-- START RECORD EXCERPTS --

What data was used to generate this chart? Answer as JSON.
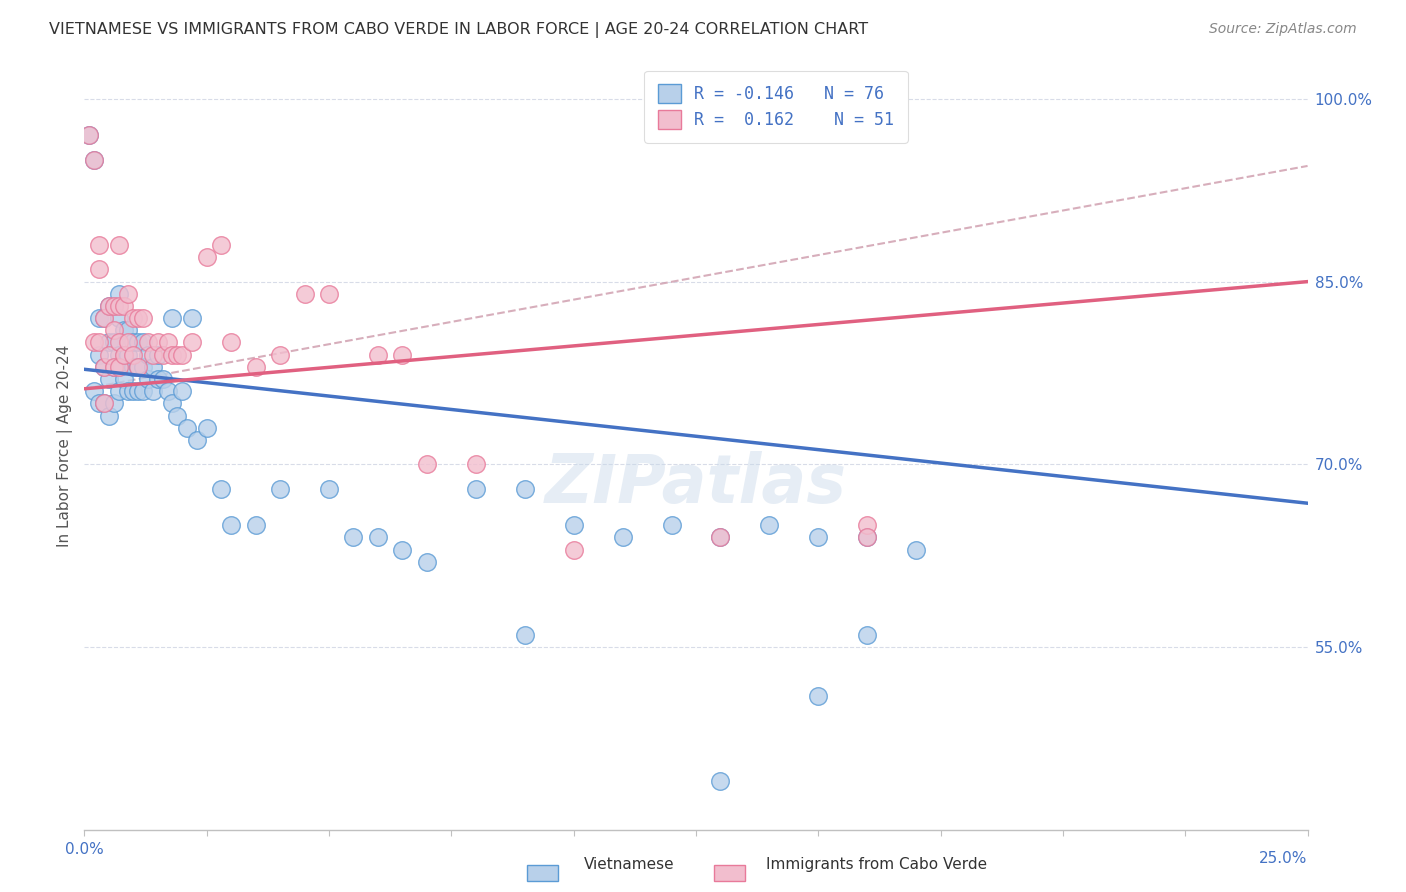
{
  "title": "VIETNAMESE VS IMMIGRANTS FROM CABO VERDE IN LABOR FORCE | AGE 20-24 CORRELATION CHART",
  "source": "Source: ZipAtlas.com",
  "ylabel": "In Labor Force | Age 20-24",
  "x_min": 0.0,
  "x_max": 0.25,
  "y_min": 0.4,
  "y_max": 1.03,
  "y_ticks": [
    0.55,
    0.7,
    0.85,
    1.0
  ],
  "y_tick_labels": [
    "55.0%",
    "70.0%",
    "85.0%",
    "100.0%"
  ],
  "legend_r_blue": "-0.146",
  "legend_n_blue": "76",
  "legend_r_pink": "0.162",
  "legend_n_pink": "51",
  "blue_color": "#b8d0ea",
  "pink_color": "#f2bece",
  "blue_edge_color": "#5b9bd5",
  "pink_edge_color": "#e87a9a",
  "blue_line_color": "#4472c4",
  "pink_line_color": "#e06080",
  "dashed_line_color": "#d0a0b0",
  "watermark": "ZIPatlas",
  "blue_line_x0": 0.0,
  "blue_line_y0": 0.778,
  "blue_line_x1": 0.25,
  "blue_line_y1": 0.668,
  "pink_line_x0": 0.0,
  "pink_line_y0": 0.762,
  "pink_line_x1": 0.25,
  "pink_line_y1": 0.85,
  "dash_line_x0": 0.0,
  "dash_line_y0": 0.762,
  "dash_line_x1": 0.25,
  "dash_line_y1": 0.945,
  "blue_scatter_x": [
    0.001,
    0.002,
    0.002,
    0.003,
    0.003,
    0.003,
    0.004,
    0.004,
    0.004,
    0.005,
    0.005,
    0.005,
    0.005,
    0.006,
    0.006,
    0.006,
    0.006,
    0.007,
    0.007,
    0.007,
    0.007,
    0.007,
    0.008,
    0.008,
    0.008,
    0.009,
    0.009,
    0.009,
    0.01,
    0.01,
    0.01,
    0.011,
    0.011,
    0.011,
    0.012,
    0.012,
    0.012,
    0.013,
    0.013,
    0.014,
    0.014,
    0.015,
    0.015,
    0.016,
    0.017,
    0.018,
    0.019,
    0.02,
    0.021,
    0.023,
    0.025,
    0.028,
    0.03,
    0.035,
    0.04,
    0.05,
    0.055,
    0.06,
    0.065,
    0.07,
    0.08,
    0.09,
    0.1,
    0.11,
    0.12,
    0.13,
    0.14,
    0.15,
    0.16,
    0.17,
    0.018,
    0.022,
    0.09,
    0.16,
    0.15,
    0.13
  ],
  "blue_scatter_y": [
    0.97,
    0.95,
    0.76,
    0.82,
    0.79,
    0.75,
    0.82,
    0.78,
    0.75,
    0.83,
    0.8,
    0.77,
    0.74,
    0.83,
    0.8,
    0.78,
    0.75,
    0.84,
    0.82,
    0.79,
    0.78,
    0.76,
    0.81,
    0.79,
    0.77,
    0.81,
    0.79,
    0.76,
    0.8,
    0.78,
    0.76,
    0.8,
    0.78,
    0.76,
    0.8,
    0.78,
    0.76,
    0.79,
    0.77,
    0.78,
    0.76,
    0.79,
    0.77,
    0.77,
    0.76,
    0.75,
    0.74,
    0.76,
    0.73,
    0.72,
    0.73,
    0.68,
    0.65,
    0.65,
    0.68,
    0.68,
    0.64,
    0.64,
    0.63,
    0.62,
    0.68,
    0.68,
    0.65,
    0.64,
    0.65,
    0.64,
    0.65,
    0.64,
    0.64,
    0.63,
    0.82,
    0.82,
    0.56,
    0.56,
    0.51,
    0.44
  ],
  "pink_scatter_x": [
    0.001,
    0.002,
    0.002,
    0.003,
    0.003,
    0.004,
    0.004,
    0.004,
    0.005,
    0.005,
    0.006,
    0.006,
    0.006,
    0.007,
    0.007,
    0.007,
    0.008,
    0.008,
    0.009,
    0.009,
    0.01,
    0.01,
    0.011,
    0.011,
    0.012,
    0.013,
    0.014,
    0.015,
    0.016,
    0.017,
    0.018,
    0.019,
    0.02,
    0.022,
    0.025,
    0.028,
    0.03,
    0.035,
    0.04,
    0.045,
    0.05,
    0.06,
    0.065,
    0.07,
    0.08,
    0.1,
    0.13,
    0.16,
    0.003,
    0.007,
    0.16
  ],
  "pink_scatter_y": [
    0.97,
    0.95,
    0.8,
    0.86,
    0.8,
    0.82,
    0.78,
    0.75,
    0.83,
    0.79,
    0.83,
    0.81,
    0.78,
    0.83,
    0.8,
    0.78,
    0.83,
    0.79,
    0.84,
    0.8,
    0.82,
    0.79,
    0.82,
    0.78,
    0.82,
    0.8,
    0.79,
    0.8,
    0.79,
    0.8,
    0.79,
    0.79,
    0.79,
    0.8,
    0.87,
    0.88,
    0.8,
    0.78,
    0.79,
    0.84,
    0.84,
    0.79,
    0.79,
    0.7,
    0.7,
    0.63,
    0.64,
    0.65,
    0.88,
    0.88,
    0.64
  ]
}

-- END RECORD EXCERPTS --

## SHORT TASK
Reproduce the listing exactly. Leave its pictures out.

## WORKED SOLUTION
What data was used to generate this chart? Answer as JSON.
{
  "title": "VIETNAMESE VS IMMIGRANTS FROM CABO VERDE IN LABOR FORCE | AGE 20-24 CORRELATION CHART",
  "source": "Source: ZipAtlas.com",
  "ylabel": "In Labor Force | Age 20-24",
  "x_min": 0.0,
  "x_max": 0.25,
  "y_min": 0.4,
  "y_max": 1.03,
  "y_ticks": [
    0.55,
    0.7,
    0.85,
    1.0
  ],
  "y_tick_labels": [
    "55.0%",
    "70.0%",
    "85.0%",
    "100.0%"
  ],
  "legend_r_blue": "-0.146",
  "legend_n_blue": "76",
  "legend_r_pink": "0.162",
  "legend_n_pink": "51",
  "blue_color": "#b8d0ea",
  "pink_color": "#f2bece",
  "blue_edge_color": "#5b9bd5",
  "pink_edge_color": "#e87a9a",
  "blue_line_color": "#4472c4",
  "pink_line_color": "#e06080",
  "dashed_line_color": "#d0a0b0",
  "watermark": "ZIPatlas",
  "blue_line_x0": 0.0,
  "blue_line_y0": 0.778,
  "blue_line_x1": 0.25,
  "blue_line_y1": 0.668,
  "pink_line_x0": 0.0,
  "pink_line_y0": 0.762,
  "pink_line_x1": 0.25,
  "pink_line_y1": 0.85,
  "dash_line_x0": 0.0,
  "dash_line_y0": 0.762,
  "dash_line_x1": 0.25,
  "dash_line_y1": 0.945,
  "blue_scatter_x": [
    0.001,
    0.002,
    0.002,
    0.003,
    0.003,
    0.003,
    0.004,
    0.004,
    0.004,
    0.005,
    0.005,
    0.005,
    0.005,
    0.006,
    0.006,
    0.006,
    0.006,
    0.007,
    0.007,
    0.007,
    0.007,
    0.007,
    0.008,
    0.008,
    0.008,
    0.009,
    0.009,
    0.009,
    0.01,
    0.01,
    0.01,
    0.011,
    0.011,
    0.011,
    0.012,
    0.012,
    0.012,
    0.013,
    0.013,
    0.014,
    0.014,
    0.015,
    0.015,
    0.016,
    0.017,
    0.018,
    0.019,
    0.02,
    0.021,
    0.023,
    0.025,
    0.028,
    0.03,
    0.035,
    0.04,
    0.05,
    0.055,
    0.06,
    0.065,
    0.07,
    0.08,
    0.09,
    0.1,
    0.11,
    0.12,
    0.13,
    0.14,
    0.15,
    0.16,
    0.17,
    0.018,
    0.022,
    0.09,
    0.16,
    0.15,
    0.13
  ],
  "blue_scatter_y": [
    0.97,
    0.95,
    0.76,
    0.82,
    0.79,
    0.75,
    0.82,
    0.78,
    0.75,
    0.83,
    0.8,
    0.77,
    0.74,
    0.83,
    0.8,
    0.78,
    0.75,
    0.84,
    0.82,
    0.79,
    0.78,
    0.76,
    0.81,
    0.79,
    0.77,
    0.81,
    0.79,
    0.76,
    0.8,
    0.78,
    0.76,
    0.8,
    0.78,
    0.76,
    0.8,
    0.78,
    0.76,
    0.79,
    0.77,
    0.78,
    0.76,
    0.79,
    0.77,
    0.77,
    0.76,
    0.75,
    0.74,
    0.76,
    0.73,
    0.72,
    0.73,
    0.68,
    0.65,
    0.65,
    0.68,
    0.68,
    0.64,
    0.64,
    0.63,
    0.62,
    0.68,
    0.68,
    0.65,
    0.64,
    0.65,
    0.64,
    0.65,
    0.64,
    0.64,
    0.63,
    0.82,
    0.82,
    0.56,
    0.56,
    0.51,
    0.44
  ],
  "pink_scatter_x": [
    0.001,
    0.002,
    0.002,
    0.003,
    0.003,
    0.004,
    0.004,
    0.004,
    0.005,
    0.005,
    0.006,
    0.006,
    0.006,
    0.007,
    0.007,
    0.007,
    0.008,
    0.008,
    0.009,
    0.009,
    0.01,
    0.01,
    0.011,
    0.011,
    0.012,
    0.013,
    0.014,
    0.015,
    0.016,
    0.017,
    0.018,
    0.019,
    0.02,
    0.022,
    0.025,
    0.028,
    0.03,
    0.035,
    0.04,
    0.045,
    0.05,
    0.06,
    0.065,
    0.07,
    0.08,
    0.1,
    0.13,
    0.16,
    0.003,
    0.007,
    0.16
  ],
  "pink_scatter_y": [
    0.97,
    0.95,
    0.8,
    0.86,
    0.8,
    0.82,
    0.78,
    0.75,
    0.83,
    0.79,
    0.83,
    0.81,
    0.78,
    0.83,
    0.8,
    0.78,
    0.83,
    0.79,
    0.84,
    0.8,
    0.82,
    0.79,
    0.82,
    0.78,
    0.82,
    0.8,
    0.79,
    0.8,
    0.79,
    0.8,
    0.79,
    0.79,
    0.79,
    0.8,
    0.87,
    0.88,
    0.8,
    0.78,
    0.79,
    0.84,
    0.84,
    0.79,
    0.79,
    0.7,
    0.7,
    0.63,
    0.64,
    0.65,
    0.88,
    0.88,
    0.64
  ]
}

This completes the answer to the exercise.